## Given instruction
Search the listing for "time" and copy every line where it appears.

Source data:
** BEGIN **

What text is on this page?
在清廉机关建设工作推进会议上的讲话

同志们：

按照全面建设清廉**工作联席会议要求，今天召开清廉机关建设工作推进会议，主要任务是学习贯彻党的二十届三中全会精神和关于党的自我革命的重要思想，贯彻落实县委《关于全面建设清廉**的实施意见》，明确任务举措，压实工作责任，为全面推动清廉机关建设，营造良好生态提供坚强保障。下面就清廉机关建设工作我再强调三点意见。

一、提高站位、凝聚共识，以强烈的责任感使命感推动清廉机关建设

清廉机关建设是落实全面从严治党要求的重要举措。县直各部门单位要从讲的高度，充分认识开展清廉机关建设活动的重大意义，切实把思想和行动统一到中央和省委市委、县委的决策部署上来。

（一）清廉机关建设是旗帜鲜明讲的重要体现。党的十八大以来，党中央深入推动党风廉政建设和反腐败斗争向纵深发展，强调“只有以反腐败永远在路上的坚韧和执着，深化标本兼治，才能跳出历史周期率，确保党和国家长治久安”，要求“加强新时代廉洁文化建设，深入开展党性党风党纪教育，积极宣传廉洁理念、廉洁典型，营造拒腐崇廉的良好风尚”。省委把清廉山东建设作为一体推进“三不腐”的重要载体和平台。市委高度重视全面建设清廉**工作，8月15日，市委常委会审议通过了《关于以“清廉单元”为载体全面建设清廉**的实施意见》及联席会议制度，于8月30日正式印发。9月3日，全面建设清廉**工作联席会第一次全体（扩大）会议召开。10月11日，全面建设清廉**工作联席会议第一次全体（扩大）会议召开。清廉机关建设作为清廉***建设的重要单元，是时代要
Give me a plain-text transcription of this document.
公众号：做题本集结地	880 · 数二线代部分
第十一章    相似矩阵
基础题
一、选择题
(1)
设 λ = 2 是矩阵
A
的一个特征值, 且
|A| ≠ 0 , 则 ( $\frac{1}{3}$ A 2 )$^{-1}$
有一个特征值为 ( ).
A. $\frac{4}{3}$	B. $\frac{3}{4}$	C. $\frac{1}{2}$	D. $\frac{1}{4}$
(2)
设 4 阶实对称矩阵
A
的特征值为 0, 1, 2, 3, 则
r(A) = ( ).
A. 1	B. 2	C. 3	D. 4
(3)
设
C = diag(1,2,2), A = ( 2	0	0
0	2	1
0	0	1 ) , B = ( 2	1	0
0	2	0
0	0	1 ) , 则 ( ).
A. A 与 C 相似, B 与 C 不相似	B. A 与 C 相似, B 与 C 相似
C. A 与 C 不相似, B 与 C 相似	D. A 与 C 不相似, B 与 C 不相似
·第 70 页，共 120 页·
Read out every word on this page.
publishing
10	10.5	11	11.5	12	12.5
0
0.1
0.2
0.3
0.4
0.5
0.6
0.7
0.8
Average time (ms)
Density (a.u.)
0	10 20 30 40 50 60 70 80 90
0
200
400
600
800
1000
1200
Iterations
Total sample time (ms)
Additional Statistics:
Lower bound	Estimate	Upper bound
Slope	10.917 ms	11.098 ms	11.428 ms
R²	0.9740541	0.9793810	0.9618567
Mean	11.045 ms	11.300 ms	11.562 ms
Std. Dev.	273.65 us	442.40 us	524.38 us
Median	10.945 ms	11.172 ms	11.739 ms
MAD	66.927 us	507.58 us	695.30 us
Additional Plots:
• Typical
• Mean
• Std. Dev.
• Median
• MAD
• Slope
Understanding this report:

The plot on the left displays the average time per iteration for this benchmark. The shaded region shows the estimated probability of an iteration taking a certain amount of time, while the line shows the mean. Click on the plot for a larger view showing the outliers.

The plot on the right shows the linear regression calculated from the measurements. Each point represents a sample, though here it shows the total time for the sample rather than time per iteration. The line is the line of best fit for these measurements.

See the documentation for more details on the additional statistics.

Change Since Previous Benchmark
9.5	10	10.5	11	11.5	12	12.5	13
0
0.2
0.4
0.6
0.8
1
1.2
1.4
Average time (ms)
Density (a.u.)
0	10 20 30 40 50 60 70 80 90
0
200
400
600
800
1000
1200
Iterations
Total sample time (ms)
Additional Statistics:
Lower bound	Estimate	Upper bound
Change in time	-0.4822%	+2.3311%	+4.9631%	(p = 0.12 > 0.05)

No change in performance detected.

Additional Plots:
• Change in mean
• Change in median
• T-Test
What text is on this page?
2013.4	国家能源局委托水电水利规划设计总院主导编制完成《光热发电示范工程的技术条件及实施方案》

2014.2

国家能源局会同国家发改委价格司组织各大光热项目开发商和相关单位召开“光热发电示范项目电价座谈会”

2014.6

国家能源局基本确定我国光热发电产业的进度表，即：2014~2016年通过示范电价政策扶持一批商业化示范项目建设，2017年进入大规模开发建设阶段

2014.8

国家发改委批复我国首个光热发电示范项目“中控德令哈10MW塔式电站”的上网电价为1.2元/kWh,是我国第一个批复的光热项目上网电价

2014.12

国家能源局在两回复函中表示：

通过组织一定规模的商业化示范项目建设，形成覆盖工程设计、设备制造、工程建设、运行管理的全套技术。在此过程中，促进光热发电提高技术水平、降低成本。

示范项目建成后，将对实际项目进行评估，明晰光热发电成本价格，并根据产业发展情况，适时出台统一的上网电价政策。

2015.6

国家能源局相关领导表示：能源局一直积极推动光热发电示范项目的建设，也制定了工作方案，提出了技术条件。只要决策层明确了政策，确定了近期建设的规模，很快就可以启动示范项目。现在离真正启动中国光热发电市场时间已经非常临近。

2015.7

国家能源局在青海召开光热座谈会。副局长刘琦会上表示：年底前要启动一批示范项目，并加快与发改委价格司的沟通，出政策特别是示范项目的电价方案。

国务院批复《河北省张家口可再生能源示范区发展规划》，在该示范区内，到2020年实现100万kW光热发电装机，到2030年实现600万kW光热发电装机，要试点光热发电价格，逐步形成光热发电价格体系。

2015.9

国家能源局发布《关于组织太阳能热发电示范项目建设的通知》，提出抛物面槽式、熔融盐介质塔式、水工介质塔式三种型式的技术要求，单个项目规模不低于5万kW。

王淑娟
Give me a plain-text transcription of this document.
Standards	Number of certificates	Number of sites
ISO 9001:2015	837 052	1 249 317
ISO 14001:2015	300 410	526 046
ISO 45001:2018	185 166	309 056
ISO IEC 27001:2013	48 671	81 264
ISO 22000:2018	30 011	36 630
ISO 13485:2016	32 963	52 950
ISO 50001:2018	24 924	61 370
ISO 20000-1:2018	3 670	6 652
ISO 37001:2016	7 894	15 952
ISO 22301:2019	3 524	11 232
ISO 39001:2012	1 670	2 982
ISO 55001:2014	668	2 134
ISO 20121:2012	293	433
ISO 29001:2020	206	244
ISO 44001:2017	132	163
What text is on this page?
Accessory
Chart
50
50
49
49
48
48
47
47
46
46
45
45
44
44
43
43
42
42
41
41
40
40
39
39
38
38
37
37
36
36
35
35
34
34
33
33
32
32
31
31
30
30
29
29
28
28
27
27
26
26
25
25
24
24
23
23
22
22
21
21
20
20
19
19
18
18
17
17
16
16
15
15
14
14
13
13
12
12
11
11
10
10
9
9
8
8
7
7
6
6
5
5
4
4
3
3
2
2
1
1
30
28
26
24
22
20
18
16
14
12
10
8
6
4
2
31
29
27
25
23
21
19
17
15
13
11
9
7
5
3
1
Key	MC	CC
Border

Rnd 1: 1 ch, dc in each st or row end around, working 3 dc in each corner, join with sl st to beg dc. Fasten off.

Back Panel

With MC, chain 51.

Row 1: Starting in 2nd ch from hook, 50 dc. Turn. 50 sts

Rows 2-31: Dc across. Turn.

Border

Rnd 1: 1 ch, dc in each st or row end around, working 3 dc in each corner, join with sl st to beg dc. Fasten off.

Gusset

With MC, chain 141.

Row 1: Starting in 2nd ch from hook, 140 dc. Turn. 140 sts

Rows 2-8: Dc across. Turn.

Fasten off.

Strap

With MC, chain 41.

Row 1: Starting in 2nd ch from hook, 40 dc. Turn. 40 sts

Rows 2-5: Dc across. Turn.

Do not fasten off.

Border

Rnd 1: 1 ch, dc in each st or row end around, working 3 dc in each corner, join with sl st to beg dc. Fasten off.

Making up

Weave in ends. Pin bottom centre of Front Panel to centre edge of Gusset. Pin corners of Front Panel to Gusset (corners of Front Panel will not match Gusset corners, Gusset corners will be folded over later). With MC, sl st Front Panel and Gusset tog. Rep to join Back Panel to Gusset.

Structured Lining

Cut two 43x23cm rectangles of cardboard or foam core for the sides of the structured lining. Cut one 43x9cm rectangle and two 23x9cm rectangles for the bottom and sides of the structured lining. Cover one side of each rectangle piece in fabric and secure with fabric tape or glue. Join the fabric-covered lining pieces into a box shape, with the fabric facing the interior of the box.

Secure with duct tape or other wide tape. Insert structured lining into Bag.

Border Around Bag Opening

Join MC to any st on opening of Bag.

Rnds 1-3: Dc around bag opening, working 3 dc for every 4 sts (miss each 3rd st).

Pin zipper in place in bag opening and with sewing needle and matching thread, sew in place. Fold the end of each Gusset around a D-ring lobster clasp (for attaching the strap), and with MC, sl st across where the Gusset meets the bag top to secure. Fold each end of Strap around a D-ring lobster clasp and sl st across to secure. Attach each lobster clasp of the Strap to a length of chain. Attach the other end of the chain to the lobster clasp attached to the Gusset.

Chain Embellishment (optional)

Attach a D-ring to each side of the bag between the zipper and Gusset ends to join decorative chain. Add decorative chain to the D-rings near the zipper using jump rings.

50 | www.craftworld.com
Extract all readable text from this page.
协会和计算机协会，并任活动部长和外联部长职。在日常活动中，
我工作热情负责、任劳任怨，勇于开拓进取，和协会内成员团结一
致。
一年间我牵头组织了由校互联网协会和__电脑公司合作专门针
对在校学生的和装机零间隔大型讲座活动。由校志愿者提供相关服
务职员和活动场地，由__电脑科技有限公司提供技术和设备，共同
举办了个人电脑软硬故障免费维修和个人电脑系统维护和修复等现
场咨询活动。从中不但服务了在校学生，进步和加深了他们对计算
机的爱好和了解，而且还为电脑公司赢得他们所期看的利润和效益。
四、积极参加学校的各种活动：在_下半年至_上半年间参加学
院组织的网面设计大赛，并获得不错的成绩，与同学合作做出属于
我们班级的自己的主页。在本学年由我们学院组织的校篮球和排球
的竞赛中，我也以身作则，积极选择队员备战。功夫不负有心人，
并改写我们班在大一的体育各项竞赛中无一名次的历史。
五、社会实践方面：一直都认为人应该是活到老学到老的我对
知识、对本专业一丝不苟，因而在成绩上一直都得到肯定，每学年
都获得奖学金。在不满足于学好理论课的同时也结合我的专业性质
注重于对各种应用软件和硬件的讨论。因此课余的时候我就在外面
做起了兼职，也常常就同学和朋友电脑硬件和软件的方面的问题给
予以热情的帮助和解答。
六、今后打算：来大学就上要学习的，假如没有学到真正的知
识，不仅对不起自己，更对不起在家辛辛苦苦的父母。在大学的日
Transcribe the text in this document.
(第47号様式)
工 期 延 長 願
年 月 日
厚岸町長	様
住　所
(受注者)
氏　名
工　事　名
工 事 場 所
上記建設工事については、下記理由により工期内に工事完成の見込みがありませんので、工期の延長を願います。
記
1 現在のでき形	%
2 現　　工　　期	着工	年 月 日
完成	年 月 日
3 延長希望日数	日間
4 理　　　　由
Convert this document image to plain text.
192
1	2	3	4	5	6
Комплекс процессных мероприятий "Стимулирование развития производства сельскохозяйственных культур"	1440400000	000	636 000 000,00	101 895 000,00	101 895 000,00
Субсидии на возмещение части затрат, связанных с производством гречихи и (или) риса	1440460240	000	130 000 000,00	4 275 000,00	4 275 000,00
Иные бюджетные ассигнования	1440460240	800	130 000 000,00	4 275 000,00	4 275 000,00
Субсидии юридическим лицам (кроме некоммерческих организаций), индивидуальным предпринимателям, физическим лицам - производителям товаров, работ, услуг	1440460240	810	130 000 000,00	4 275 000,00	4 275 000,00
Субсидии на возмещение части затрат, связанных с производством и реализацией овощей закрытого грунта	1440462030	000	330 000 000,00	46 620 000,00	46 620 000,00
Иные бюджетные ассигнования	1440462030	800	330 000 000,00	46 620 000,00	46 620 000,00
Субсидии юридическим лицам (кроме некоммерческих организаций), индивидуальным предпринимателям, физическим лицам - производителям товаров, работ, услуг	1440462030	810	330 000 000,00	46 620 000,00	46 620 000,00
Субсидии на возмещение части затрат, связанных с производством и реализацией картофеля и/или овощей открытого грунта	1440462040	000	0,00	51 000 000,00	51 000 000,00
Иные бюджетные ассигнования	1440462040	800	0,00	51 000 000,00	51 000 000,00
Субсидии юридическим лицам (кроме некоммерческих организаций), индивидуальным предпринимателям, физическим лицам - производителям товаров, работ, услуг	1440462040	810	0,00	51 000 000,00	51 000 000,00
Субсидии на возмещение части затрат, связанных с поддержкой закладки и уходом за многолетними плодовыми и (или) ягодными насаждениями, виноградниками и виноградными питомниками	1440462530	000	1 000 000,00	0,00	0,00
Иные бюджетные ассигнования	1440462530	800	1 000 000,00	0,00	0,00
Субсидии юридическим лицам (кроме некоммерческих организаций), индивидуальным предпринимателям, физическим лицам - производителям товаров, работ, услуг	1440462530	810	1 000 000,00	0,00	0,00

** END **

## Answer to this problem
Average time (ms)
Total sample time (ms)
The plot on the left displays the average time per iteration for this benchmark. The shaded region shows the estimated probability of an iteration taking a certain amount of time, while the line shows the mean. Click on the plot for a larger view showing the outliers.
The plot on the right shows the linear regression calculated from the measurements. Each point represents a sample, though here it shows the total time for the sample rather than time per iteration. The line is the line of best fit for these measurements.
Average time (ms)
Total sample time (ms)
Change in time	-0.4822%	+2.3311%	+4.9631%	(p = 0.12 > 0.05)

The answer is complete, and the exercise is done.